--- EXCERPTED RECORDS ---

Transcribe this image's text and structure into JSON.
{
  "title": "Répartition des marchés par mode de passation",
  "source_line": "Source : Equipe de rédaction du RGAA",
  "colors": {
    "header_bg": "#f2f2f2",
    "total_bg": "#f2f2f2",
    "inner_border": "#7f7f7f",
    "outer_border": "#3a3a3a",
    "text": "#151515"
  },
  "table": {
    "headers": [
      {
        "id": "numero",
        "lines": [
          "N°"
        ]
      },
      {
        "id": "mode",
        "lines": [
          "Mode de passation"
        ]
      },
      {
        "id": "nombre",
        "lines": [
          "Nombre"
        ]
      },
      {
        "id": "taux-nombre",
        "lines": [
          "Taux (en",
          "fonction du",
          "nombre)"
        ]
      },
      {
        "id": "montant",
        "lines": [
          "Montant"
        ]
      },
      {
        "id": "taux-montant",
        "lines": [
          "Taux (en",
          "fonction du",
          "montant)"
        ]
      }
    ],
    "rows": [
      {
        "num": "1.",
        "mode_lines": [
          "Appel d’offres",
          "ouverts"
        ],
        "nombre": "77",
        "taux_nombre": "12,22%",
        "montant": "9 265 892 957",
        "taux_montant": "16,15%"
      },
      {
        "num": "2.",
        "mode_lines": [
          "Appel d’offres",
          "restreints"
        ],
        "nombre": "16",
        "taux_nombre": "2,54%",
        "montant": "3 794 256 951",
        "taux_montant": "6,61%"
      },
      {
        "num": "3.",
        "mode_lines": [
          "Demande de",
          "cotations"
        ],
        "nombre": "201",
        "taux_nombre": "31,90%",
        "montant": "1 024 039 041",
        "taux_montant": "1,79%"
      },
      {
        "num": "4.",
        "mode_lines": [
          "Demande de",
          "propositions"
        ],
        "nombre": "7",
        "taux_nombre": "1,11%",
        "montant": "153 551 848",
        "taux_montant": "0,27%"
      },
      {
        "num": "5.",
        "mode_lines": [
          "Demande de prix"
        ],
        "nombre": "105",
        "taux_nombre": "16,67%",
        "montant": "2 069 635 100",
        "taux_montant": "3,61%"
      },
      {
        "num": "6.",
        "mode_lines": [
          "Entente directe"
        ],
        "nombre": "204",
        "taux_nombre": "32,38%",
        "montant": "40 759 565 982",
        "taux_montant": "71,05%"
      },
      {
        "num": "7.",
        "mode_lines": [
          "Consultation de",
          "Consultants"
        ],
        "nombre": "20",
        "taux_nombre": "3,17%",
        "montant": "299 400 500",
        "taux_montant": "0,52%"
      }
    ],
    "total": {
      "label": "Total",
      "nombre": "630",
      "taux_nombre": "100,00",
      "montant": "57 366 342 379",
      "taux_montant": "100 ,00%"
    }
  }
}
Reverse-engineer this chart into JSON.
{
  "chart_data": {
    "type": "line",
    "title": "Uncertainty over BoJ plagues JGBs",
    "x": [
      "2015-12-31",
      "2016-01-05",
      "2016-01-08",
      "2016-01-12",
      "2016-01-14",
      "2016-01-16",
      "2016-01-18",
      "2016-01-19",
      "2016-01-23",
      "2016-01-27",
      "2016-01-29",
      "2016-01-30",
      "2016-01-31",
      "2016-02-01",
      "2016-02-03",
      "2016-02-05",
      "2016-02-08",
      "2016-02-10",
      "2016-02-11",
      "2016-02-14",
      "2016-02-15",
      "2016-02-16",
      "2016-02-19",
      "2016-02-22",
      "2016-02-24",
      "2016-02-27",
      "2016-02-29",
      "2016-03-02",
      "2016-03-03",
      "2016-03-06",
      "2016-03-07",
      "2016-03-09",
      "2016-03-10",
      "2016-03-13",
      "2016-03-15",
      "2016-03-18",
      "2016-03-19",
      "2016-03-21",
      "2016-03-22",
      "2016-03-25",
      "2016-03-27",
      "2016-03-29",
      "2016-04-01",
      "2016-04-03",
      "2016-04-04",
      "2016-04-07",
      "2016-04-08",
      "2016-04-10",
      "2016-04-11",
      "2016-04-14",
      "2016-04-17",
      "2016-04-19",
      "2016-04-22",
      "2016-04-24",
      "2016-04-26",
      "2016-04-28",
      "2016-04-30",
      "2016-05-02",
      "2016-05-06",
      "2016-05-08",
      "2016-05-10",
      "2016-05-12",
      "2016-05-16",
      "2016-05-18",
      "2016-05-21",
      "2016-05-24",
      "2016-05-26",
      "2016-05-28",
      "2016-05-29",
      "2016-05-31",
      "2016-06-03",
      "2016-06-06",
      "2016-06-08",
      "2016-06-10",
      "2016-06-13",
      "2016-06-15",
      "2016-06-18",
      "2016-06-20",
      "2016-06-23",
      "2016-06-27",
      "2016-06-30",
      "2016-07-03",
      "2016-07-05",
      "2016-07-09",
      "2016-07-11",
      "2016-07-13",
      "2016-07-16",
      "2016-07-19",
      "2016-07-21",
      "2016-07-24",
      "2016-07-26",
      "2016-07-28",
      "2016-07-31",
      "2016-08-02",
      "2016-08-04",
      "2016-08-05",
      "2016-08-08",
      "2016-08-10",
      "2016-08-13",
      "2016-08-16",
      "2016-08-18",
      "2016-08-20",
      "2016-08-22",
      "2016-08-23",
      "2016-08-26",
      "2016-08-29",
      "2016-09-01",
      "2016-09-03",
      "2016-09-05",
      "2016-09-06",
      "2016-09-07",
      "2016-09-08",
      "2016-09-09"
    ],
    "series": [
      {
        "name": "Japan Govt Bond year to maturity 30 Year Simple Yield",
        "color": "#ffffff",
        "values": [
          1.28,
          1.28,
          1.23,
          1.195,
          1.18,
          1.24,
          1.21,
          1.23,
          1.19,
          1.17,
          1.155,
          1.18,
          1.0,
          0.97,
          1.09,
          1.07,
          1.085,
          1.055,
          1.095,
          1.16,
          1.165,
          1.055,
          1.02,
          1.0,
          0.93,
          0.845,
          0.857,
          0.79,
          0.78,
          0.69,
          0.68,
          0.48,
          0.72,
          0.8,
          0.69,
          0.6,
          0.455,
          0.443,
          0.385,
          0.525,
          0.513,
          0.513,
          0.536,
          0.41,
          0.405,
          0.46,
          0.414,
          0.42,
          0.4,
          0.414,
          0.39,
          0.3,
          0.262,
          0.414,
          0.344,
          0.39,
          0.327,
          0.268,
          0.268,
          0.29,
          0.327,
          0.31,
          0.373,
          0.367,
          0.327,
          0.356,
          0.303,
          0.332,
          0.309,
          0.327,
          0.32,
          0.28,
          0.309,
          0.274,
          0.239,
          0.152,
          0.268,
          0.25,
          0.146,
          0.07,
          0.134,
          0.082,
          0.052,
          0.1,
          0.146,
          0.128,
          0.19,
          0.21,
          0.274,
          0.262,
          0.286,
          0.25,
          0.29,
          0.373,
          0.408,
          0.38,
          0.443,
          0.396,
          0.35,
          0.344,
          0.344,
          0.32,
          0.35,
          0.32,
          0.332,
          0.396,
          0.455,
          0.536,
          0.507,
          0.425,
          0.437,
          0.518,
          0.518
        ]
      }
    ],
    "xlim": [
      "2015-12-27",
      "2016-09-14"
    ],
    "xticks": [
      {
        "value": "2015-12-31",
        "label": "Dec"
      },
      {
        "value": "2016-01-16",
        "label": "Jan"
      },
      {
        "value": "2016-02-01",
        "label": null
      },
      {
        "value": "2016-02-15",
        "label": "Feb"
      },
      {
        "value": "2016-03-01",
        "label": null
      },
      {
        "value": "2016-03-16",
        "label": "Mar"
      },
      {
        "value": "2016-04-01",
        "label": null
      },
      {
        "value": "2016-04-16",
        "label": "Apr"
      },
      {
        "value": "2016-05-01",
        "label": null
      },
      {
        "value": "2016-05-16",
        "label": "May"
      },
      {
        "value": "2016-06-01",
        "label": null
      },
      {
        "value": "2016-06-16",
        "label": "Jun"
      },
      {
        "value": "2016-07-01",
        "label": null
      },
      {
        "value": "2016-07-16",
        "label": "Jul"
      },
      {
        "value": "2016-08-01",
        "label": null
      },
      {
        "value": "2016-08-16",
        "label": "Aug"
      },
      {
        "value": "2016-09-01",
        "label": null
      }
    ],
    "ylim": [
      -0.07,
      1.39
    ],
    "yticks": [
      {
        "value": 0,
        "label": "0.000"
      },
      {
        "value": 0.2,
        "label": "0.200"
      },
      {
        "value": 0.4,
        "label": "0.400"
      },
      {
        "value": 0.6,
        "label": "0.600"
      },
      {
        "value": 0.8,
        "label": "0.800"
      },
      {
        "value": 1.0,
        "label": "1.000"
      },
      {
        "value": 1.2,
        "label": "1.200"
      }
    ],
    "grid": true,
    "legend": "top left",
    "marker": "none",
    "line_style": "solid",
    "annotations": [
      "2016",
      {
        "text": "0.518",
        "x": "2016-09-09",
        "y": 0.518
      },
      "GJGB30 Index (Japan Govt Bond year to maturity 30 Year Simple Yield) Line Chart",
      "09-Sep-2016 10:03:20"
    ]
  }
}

---

> [EXERCISE AIM]: Pull every line holding "Simple" out of the records.

> [SOLUTION]:
        "name": "Japan Govt Bond year to maturity 30 Year Simple Yield",
      "GJGB30 Index (Japan Govt Bond year to maturity 30 Year Simple Yield) Line Chart",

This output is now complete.